▶ [AIM]:
Show every line where "nitrite" occurs.

▶ [RECORDS FOR THE EXERCISE]:
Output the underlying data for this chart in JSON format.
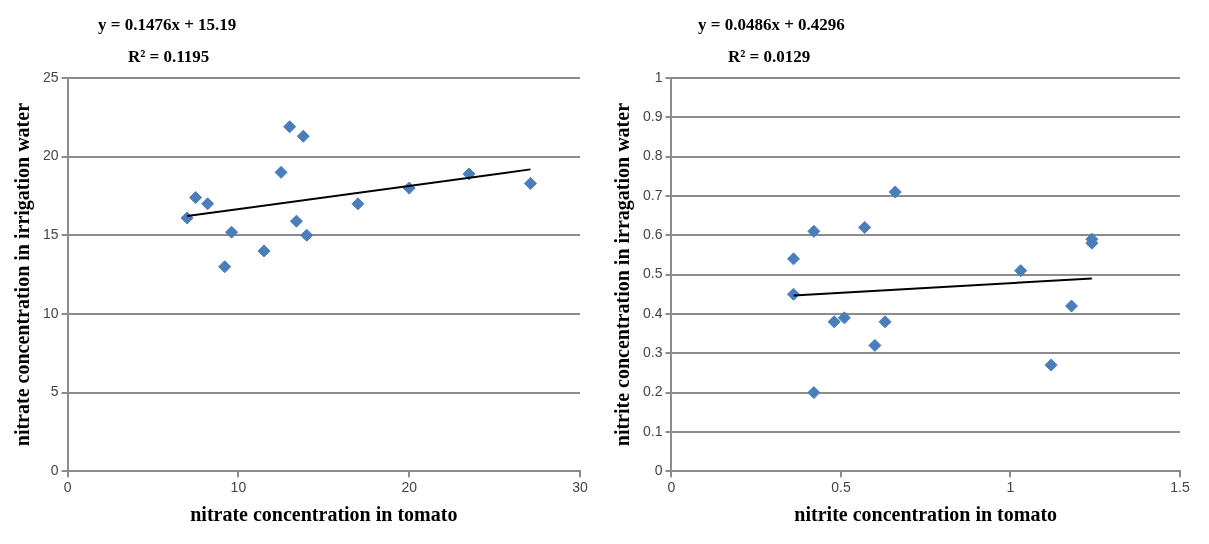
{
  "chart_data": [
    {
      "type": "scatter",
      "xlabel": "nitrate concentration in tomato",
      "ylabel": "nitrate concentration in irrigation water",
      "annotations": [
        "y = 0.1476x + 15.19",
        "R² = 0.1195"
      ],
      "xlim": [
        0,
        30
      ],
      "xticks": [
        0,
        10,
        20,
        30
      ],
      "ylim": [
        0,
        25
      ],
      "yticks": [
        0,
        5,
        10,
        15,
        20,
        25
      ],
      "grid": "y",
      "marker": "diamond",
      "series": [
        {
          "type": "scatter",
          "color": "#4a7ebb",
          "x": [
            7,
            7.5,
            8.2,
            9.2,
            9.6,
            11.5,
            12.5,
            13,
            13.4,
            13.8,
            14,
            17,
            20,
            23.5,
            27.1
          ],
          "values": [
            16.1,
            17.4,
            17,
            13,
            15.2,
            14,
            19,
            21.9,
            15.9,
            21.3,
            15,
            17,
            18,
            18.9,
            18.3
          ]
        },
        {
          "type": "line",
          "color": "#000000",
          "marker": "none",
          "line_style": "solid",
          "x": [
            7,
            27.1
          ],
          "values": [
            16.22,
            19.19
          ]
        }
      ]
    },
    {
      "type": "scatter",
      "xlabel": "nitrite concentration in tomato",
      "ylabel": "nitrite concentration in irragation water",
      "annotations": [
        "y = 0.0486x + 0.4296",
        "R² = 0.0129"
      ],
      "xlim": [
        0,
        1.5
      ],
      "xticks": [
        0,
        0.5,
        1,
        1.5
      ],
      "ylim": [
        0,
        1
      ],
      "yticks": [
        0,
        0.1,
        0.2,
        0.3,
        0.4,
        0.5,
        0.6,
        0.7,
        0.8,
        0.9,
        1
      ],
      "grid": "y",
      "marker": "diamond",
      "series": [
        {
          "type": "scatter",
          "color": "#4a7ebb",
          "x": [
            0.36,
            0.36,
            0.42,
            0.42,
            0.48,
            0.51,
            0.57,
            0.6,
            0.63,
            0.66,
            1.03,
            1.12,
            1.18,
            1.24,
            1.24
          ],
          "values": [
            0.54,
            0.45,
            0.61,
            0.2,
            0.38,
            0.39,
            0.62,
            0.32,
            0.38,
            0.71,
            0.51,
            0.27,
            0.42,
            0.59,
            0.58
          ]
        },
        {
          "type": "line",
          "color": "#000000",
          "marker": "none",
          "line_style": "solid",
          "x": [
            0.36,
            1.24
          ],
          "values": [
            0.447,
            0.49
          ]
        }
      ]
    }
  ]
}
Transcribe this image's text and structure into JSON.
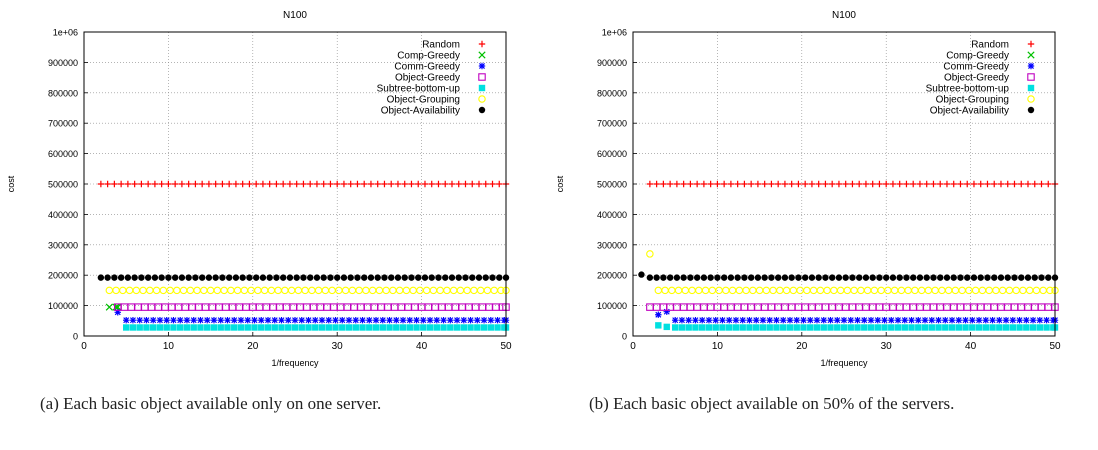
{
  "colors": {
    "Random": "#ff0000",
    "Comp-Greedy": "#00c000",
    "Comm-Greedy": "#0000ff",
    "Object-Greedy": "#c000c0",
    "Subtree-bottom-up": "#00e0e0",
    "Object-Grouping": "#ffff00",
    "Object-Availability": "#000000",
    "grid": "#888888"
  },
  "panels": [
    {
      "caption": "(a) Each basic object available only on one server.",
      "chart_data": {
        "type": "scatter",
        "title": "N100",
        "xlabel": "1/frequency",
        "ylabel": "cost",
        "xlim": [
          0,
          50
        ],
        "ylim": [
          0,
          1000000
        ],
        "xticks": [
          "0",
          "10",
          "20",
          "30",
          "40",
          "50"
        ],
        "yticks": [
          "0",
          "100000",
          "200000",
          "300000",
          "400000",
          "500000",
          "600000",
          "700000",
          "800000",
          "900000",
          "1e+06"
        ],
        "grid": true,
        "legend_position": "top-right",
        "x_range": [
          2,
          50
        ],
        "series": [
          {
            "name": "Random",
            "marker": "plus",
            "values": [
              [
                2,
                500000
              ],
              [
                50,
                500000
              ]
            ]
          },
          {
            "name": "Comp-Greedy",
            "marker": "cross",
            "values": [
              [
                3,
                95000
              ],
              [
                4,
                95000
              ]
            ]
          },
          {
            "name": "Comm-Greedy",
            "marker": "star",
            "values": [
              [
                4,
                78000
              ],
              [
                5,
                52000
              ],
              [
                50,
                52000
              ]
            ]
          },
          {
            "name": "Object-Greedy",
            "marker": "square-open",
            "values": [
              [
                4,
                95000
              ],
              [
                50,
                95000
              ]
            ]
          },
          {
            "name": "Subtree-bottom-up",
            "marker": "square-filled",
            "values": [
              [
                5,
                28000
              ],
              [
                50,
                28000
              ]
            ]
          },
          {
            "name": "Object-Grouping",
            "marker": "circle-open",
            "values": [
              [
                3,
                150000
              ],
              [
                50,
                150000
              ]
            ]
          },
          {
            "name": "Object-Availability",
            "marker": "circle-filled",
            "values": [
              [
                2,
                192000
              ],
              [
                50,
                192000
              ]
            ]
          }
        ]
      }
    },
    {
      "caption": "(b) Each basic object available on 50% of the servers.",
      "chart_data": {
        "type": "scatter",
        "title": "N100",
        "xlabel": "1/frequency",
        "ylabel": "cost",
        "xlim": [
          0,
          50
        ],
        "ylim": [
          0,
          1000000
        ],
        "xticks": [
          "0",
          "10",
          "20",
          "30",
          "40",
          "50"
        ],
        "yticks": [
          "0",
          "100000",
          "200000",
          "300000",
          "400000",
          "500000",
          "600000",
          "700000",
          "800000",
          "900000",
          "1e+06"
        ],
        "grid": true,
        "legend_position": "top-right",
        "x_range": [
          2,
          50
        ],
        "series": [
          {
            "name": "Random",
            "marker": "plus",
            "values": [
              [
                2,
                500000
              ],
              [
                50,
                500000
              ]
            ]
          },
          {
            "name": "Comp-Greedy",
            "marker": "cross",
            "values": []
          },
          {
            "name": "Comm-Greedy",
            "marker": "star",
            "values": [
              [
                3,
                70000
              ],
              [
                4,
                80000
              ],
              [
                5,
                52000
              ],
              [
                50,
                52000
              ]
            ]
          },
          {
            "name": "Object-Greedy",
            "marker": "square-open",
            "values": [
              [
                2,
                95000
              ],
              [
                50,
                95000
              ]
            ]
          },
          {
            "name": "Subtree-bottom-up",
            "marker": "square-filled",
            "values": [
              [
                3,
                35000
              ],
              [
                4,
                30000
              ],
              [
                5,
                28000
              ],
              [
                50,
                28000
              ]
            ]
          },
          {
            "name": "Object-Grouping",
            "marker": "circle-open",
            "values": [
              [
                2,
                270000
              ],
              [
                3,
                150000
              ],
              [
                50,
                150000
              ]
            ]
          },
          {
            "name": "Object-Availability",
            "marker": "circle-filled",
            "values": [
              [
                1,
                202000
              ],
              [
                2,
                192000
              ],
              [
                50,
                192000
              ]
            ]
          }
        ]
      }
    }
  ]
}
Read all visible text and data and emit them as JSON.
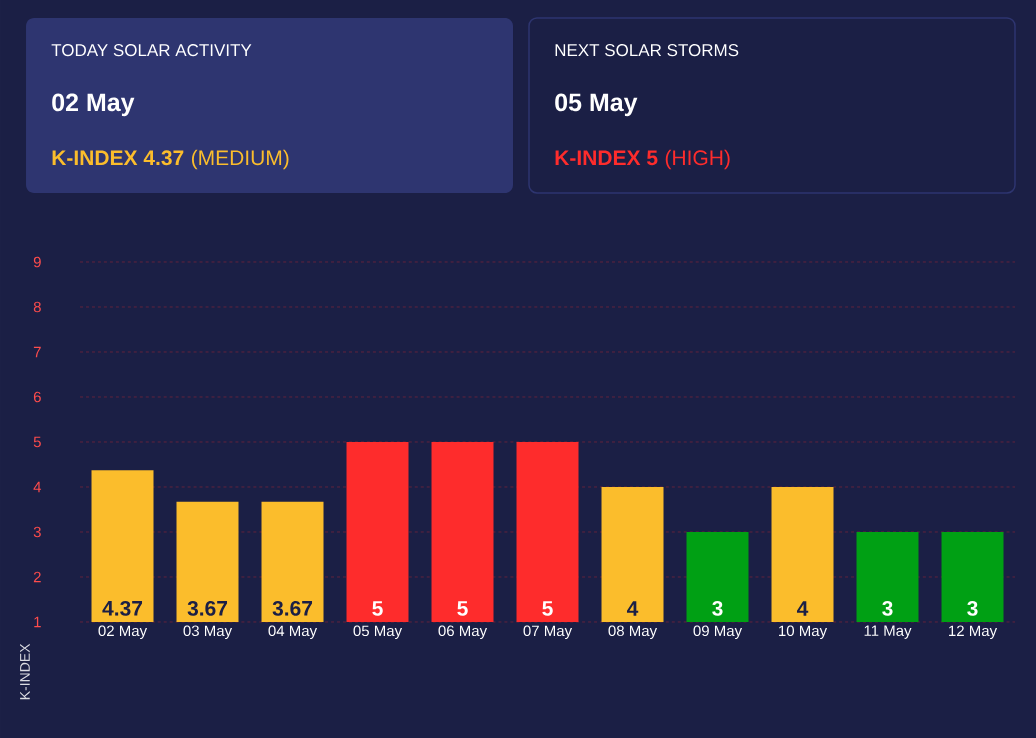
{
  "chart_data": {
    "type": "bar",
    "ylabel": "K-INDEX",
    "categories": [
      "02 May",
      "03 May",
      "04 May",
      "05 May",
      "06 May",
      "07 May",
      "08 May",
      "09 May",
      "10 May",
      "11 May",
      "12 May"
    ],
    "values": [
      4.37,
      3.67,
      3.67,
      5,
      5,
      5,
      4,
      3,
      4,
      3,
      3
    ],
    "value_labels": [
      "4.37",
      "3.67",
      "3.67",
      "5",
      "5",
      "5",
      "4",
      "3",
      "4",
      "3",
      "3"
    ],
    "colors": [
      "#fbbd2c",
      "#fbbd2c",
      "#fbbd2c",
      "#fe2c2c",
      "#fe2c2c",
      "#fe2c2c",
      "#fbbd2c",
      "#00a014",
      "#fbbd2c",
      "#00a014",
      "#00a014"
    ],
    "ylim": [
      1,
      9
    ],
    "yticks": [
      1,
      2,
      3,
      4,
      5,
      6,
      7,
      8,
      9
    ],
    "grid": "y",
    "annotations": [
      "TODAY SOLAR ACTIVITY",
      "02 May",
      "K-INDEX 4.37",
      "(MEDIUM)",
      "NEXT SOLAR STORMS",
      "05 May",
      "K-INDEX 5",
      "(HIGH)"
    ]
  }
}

▶ [RESPONSE]:
      "xlabel": "nitrite concentration in tomato",
      "ylabel": "nitrite concentration in irragation water",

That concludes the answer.